→ PROBLEM
Repeat the whole of the data, keeping every detail the same.

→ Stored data
....

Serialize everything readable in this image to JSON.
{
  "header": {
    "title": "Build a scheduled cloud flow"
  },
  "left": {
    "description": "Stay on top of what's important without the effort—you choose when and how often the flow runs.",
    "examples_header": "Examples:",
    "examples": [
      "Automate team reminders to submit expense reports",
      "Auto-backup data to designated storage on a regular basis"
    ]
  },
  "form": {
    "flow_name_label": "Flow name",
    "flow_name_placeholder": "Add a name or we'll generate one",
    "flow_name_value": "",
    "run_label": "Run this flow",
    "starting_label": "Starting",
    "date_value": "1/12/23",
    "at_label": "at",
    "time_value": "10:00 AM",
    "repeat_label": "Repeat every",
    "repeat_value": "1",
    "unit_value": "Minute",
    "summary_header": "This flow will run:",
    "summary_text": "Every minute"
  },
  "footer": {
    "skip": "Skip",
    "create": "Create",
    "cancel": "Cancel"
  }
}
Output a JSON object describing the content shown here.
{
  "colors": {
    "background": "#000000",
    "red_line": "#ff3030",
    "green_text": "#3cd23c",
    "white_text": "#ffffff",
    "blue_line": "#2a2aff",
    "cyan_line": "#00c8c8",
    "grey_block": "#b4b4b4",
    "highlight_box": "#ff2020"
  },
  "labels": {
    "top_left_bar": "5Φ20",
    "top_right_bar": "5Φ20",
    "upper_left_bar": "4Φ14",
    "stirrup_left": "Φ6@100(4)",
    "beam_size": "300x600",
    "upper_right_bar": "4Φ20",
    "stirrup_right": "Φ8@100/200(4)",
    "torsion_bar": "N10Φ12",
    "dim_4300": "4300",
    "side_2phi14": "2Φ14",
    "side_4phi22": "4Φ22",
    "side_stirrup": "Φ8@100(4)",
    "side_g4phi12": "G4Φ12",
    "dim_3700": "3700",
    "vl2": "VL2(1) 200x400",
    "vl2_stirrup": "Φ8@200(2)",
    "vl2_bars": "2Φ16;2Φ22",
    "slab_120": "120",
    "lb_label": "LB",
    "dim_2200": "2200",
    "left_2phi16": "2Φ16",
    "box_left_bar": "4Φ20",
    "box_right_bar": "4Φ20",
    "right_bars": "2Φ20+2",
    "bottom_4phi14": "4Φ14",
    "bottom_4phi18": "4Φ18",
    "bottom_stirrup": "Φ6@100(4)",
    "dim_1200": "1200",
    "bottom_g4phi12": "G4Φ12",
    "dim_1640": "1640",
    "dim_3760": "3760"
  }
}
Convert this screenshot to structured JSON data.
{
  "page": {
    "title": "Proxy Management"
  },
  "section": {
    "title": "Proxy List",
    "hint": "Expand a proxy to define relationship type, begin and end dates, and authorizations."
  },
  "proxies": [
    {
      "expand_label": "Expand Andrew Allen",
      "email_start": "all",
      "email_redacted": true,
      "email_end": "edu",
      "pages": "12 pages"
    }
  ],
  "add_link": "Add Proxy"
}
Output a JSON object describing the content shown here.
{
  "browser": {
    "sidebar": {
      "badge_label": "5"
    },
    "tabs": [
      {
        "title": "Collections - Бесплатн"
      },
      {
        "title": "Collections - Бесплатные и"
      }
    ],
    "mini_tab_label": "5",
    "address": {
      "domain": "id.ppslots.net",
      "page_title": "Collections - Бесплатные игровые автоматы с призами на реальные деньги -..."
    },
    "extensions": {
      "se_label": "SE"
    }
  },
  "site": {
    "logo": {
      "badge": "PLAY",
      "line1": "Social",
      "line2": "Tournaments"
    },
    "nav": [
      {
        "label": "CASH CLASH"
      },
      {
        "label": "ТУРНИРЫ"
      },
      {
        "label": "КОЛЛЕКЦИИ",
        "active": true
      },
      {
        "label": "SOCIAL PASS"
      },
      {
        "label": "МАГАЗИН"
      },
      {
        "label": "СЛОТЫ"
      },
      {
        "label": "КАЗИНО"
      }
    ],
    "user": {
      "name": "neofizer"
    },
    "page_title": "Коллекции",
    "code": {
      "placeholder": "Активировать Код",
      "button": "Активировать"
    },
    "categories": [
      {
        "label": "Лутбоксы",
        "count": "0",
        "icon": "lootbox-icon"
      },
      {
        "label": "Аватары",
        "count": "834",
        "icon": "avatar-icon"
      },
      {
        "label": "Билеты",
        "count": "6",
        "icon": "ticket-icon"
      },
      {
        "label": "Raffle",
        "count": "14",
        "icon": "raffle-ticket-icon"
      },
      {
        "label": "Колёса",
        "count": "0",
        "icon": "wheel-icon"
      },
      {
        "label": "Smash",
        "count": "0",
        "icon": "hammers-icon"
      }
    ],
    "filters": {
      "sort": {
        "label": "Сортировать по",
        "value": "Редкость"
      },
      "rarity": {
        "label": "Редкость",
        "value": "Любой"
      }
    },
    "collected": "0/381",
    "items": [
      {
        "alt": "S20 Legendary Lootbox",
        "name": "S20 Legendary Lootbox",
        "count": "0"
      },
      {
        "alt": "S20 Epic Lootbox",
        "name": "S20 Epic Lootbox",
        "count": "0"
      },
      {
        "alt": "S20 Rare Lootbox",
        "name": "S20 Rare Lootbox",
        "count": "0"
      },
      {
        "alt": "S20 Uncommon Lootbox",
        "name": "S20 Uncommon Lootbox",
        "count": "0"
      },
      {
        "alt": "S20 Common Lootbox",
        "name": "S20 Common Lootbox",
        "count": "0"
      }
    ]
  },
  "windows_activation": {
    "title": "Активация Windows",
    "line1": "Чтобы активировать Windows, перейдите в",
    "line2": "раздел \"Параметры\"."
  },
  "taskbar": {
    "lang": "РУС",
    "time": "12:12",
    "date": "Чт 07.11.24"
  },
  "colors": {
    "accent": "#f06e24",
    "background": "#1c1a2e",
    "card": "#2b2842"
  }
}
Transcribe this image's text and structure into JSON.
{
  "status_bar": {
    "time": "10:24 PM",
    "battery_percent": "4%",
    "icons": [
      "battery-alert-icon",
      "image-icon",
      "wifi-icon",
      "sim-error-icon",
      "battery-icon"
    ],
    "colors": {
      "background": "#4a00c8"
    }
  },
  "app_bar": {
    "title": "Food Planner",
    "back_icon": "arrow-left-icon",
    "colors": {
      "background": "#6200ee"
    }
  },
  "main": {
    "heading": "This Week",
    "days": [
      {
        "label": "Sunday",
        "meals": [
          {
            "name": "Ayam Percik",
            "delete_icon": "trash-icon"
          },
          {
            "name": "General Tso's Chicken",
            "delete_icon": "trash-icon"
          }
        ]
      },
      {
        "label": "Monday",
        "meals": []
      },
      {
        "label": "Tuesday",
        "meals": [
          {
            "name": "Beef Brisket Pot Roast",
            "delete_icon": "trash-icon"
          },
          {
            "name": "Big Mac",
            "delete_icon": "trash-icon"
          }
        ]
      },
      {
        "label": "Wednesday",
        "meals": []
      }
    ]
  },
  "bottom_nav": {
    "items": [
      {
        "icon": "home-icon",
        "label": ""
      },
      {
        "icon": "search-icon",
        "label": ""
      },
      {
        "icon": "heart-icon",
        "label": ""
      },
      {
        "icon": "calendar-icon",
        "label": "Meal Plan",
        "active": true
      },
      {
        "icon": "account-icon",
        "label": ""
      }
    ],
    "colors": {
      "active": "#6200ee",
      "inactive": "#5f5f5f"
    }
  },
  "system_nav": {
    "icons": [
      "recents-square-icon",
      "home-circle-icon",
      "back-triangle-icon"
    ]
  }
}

....

→ RESPONSE
Serialize everything readable in this image to JSON.
{
  "header": {
    "title": "Build a scheduled cloud flow"
  },
  "left": {
    "description": "Stay on top of what's important without the effort—you choose when and how often the flow runs.",
    "examples_header": "Examples:",
    "examples": [
      "Automate team reminders to submit expense reports",
      "Auto-backup data to designated storage on a regular basis"
    ]
  },
  "form": {
    "flow_name_label": "Flow name",
    "flow_name_placeholder": "Add a name or we'll generate one",
    "flow_name_value": "",
    "run_label": "Run this flow",
    "starting_label": "Starting",
    "date_value": "1/12/23",
    "at_label": "at",
    "time_value": "10:00 AM",
    "repeat_label": "Repeat every",
    "repeat_value": "1",
    "unit_value": "Minute",
    "summary_header": "This flow will run:",
    "summary_text": "Every minute"
  },
  "footer": {
    "skip": "Skip",
    "create": "Create",
    "cancel": "Cancel"
  }
}
Output a JSON object describing the content shown here.
{
  "colors": {
    "background": "#000000",
    "red_line": "#ff3030",
    "green_text": "#3cd23c",
    "white_text": "#ffffff",
    "blue_line": "#2a2aff",
    "cyan_line": "#00c8c8",
    "grey_block": "#b4b4b4",
    "highlight_box": "#ff2020"
  },
  "labels": {
    "top_left_bar": "5Φ20",
    "top_right_bar": "5Φ20",
    "upper_left_bar": "4Φ14",
    "stirrup_left": "Φ6@100(4)",
    "beam_size": "300x600",
    "upper_right_bar": "4Φ20",
    "stirrup_right": "Φ8@100/200(4)",
    "torsion_bar": "N10Φ12",
    "dim_4300": "4300",
    "side_2phi14": "2Φ14",
    "side_4phi22": "4Φ22",
    "side_stirrup": "Φ8@100(4)",
    "side_g4phi12": "G4Φ12",
    "dim_3700": "3700",
    "vl2": "VL2(1) 200x400",
    "vl2_stirrup": "Φ8@200(2)",
    "vl2_bars": "2Φ16;2Φ22",
    "slab_120": "120",
    "lb_label": "LB",
    "dim_2200": "2200",
    "left_2phi16": "2Φ16",
    "box_left_bar": "4Φ20",
    "box_right_bar": "4Φ20",
    "right_bars": "2Φ20+2",
    "bottom_4phi14": "4Φ14",
    "bottom_4phi18": "4Φ18",
    "bottom_stirrup": "Φ6@100(4)",
    "dim_1200": "1200",
    "bottom_g4phi12": "G4Φ12",
    "dim_1640": "1640",
    "dim_3760": "3760"
  }
}
Convert this screenshot to structured JSON data.
{
  "page": {
    "title": "Proxy Management"
  },
  "section": {
    "title": "Proxy List",
    "hint": "Expand a proxy to define relationship type, begin and end dates, and authorizations."
  },
  "proxies": [
    {
      "expand_label": "Expand Andrew Allen",
      "email_start": "all",
      "email_redacted": true,
      "email_end": "edu",
      "pages": "12 pages"
    }
  ],
  "add_link": "Add Proxy"
}
Output a JSON object describing the content shown here.
{
  "browser": {
    "sidebar": {
      "badge_label": "5"
    },
    "tabs": [
      {
        "title": "Collections - Бесплатн"
      },
      {
        "title": "Collections - Бесплатные и"
      }
    ],
    "mini_tab_label": "5",
    "address": {
      "domain": "id.ppslots.net",
      "page_title": "Collections - Бесплатные игровые автоматы с призами на реальные деньги -..."
    },
    "extensions": {
      "se_label": "SE"
    }
  },
  "site": {
    "logo": {
      "badge": "PLAY",
      "line1": "Social",
      "line2": "Tournaments"
    },
    "nav": [
      {
        "label": "CASH CLASH"
      },
      {
        "label": "ТУРНИРЫ"
      },
      {
        "label": "КОЛЛЕКЦИИ",
        "active": true
      },
      {
        "label": "SOCIAL PASS"
      },
      {
        "label": "МАГАЗИН"
      },
      {
        "label": "СЛОТЫ"
      },
      {
        "label": "КАЗИНО"
      }
    ],
    "user": {
      "name": "neofizer"
    },
    "page_title": "Коллекции",
    "code": {
      "placeholder": "Активировать Код",
      "button": "Активировать"
    },
    "categories": [
      {
        "label": "Лутбоксы",
        "count": "0",
        "icon": "lootbox-icon"
      },
      {
        "label": "Аватары",
        "count": "834",
        "icon": "avatar-icon"
      },
      {
        "label": "Билеты",
        "count": "6",
        "icon": "ticket-icon"
      },
      {
        "label": "Raffle",
        "count": "14",
        "icon": "raffle-ticket-icon"
      },
      {
        "label": "Колёса",
        "count": "0",
        "icon": "wheel-icon"
      },
      {
        "label": "Smash",
        "count": "0",
        "icon": "hammers-icon"
      }
    ],
    "filters": {
      "sort": {
        "label": "Сортировать по",
        "value": "Редкость"
      },
      "rarity": {
        "label": "Редкость",
        "value": "Любой"
      }
    },
    "collected": "0/381",
    "items": [
      {
        "alt": "S20 Legendary Lootbox",
        "name": "S20 Legendary Lootbox",
        "count": "0"
      },
      {
        "alt": "S20 Epic Lootbox",
        "name": "S20 Epic Lootbox",
        "count": "0"
      },
      {
        "alt": "S20 Rare Lootbox",
        "name": "S20 Rare Lootbox",
        "count": "0"
      },
      {
        "alt": "S20 Uncommon Lootbox",
        "name": "S20 Uncommon Lootbox",
        "count": "0"
      },
      {
        "alt": "S20 Common Lootbox",
        "name": "S20 Common Lootbox",
        "count": "0"
      }
    ]
  },
  "windows_activation": {
    "title": "Активация Windows",
    "line1": "Чтобы активировать Windows, перейдите в",
    "line2": "раздел \"Параметры\"."
  },
  "taskbar": {
    "lang": "РУС",
    "time": "12:12",
    "date": "Чт 07.11.24"
  },
  "colors": {
    "accent": "#f06e24",
    "background": "#1c1a2e",
    "card": "#2b2842"
  }
}
Transcribe this image's text and structure into JSON.
{
  "status_bar": {
    "time": "10:24 PM",
    "battery_percent": "4%",
    "icons": [
      "battery-alert-icon",
      "image-icon",
      "wifi-icon",
      "sim-error-icon",
      "battery-icon"
    ],
    "colors": {
      "background": "#4a00c8"
    }
  },
  "app_bar": {
    "title": "Food Planner",
    "back_icon": "arrow-left-icon",
    "colors": {
      "background": "#6200ee"
    }
  },
  "main": {
    "heading": "This Week",
    "days": [
      {
        "label": "Sunday",
        "meals": [
          {
            "name": "Ayam Percik",
            "delete_icon": "trash-icon"
          },
          {
            "name": "General Tso's Chicken",
            "delete_icon": "trash-icon"
          }
        ]
      },
      {
        "label": "Monday",
        "meals": []
      },
      {
        "label": "Tuesday",
        "meals": [
          {
            "name": "Beef Brisket Pot Roast",
            "delete_icon": "trash-icon"
          },
          {
            "name": "Big Mac",
            "delete_icon": "trash-icon"
          }
        ]
      },
      {
        "label": "Wednesday",
        "meals": []
      }
    ]
  },
  "bottom_nav": {
    "items": [
      {
        "icon": "home-icon",
        "label": ""
      },
      {
        "icon": "search-icon",
        "label": ""
      },
      {
        "icon": "heart-icon",
        "label": ""
      },
      {
        "icon": "calendar-icon",
        "label": "Meal Plan",
        "active": true
      },
      {
        "icon": "account-icon",
        "label": ""
      }
    ],
    "colors": {
      "active": "#6200ee",
      "inactive": "#5f5f5f"
    }
  },
  "system_nav": {
    "icons": [
      "recents-square-icon",
      "home-circle-icon",
      "back-triangle-icon"
    ]
  }
}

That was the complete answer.